* Records that describe figures
┌──

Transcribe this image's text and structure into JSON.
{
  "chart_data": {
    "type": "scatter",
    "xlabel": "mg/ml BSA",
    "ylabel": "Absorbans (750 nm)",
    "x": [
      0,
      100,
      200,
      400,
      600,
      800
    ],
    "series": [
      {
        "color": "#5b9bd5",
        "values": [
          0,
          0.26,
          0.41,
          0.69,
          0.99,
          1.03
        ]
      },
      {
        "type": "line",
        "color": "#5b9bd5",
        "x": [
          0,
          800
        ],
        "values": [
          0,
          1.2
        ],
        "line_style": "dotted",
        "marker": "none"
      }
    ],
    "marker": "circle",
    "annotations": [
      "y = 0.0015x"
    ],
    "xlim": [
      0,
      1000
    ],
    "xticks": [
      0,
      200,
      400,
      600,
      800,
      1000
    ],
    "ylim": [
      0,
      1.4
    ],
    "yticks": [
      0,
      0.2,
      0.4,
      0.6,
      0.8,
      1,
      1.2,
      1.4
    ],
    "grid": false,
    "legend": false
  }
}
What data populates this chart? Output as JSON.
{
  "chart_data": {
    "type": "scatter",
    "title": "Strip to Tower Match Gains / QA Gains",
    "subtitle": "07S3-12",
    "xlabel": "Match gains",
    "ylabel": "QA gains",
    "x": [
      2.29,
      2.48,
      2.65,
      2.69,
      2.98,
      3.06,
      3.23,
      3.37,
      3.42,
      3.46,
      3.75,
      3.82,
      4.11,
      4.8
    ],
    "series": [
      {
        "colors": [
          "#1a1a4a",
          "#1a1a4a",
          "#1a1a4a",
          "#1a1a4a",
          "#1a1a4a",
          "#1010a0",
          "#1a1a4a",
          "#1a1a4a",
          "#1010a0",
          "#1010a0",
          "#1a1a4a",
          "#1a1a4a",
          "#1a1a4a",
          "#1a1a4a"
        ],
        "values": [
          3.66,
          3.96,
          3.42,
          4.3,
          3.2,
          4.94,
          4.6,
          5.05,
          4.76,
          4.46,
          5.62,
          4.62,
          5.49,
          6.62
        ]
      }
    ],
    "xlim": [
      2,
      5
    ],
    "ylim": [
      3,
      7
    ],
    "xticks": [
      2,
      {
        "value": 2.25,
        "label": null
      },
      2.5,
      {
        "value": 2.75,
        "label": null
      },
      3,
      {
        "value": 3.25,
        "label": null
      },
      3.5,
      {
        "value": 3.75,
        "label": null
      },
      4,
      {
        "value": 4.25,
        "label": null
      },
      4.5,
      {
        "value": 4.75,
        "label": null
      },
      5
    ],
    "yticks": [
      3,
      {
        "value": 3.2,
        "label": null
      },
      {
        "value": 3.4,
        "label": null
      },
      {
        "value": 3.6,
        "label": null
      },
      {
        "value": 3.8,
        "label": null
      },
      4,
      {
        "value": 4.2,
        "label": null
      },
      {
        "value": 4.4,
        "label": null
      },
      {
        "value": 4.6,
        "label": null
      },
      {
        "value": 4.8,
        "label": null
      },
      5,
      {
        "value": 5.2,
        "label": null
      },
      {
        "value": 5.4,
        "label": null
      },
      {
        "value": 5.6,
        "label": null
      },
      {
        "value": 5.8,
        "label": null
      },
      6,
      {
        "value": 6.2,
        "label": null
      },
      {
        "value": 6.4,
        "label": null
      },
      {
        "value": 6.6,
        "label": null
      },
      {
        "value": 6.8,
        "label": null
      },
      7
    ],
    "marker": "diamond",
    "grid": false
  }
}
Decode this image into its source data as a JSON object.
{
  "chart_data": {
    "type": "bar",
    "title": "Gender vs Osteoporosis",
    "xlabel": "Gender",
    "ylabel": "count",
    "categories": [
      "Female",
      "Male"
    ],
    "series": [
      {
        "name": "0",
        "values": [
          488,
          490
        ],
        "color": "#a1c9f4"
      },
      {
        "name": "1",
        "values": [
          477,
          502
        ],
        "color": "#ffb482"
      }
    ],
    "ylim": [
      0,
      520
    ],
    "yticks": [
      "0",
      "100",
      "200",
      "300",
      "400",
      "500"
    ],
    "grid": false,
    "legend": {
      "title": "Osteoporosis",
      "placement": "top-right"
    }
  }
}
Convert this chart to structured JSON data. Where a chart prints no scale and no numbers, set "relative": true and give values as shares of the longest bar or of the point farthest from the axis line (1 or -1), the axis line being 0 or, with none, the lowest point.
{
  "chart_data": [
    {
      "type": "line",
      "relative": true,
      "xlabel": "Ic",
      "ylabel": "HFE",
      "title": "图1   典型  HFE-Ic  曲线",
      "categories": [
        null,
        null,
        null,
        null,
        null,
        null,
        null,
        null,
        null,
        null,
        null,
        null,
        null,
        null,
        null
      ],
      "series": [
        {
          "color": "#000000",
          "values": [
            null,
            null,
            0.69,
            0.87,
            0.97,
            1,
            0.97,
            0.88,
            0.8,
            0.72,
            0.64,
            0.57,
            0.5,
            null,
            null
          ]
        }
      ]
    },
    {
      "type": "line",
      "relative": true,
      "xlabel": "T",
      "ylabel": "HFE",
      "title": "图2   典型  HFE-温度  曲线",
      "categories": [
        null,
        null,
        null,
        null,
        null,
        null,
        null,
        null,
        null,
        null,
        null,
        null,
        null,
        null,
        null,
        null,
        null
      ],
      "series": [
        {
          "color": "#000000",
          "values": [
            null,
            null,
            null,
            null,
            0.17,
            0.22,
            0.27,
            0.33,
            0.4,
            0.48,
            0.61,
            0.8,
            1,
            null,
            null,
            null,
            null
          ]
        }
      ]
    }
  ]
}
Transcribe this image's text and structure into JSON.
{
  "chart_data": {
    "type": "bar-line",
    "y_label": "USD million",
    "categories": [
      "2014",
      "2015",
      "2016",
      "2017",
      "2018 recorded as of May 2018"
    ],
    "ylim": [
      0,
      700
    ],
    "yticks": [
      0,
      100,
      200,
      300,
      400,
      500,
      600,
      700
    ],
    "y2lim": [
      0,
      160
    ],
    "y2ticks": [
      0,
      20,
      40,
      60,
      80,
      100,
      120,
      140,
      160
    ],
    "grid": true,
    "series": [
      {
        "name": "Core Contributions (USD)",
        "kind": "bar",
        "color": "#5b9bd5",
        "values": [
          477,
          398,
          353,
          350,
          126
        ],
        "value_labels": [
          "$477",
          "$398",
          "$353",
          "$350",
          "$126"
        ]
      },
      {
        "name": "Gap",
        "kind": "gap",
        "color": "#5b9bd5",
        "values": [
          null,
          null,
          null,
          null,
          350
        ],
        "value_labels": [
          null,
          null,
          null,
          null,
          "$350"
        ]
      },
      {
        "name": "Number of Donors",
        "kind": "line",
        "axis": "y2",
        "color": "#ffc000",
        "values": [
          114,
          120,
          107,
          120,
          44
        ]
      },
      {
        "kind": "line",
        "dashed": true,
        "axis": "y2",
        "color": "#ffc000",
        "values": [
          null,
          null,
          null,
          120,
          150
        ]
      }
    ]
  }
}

└──

* Directions for this task
Report the number of lines in the listing that include the string "ylabel"; give nothing but the number.

* Solved problem
5